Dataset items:
-- begin --

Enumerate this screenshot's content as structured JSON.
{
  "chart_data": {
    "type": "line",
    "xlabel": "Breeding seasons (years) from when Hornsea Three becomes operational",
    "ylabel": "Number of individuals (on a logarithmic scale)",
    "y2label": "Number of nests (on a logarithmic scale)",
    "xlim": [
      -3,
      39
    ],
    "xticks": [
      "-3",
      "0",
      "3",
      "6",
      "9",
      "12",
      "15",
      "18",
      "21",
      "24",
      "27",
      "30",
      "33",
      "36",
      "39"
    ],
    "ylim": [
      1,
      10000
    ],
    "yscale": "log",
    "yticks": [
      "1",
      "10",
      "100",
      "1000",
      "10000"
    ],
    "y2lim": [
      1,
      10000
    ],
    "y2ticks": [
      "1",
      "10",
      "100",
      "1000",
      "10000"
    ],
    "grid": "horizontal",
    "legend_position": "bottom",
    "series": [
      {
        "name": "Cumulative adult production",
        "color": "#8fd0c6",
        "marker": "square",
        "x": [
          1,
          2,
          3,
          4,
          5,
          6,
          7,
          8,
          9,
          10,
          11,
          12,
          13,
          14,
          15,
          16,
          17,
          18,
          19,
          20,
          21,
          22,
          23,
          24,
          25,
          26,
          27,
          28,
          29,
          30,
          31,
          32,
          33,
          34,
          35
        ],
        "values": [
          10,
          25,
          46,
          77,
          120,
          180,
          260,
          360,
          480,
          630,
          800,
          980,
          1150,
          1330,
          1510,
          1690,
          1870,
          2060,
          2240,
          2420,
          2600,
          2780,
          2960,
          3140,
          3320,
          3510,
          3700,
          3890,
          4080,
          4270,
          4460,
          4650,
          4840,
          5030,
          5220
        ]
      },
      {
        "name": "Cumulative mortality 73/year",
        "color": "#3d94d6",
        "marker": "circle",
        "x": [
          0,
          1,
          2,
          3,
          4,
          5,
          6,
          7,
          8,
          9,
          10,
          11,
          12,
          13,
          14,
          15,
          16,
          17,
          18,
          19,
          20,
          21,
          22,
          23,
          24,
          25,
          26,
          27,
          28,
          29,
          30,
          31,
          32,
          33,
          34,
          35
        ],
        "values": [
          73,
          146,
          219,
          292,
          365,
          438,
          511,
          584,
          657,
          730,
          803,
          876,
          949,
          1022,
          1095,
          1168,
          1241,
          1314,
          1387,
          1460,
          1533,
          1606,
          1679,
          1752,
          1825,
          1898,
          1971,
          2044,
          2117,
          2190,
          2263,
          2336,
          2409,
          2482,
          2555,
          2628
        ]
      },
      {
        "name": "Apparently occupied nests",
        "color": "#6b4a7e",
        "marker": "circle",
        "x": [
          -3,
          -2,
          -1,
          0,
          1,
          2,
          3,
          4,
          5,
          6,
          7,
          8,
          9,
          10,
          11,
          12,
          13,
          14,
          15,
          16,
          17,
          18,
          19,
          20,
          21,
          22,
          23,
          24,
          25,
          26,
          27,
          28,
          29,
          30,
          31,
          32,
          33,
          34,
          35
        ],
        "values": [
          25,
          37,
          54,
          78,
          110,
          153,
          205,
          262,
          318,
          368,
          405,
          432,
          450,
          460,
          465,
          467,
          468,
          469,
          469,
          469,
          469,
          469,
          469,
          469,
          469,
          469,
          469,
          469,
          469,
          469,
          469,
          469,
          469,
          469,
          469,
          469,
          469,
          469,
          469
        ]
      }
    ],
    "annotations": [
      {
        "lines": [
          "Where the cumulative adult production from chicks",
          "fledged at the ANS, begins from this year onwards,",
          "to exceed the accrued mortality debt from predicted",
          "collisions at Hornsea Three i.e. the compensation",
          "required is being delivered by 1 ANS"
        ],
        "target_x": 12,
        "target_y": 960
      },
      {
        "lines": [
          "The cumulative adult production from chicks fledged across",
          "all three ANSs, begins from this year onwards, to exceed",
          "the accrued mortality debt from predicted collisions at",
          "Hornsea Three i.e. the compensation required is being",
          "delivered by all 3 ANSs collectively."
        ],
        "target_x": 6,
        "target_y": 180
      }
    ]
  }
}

-- end --

Problem: Identify and list each line with the word "name".

Solution:
        "name": "Cumulative adult production",
        "name": "Cumulative mortality 73/year",
        "name": "Apparently occupied nests",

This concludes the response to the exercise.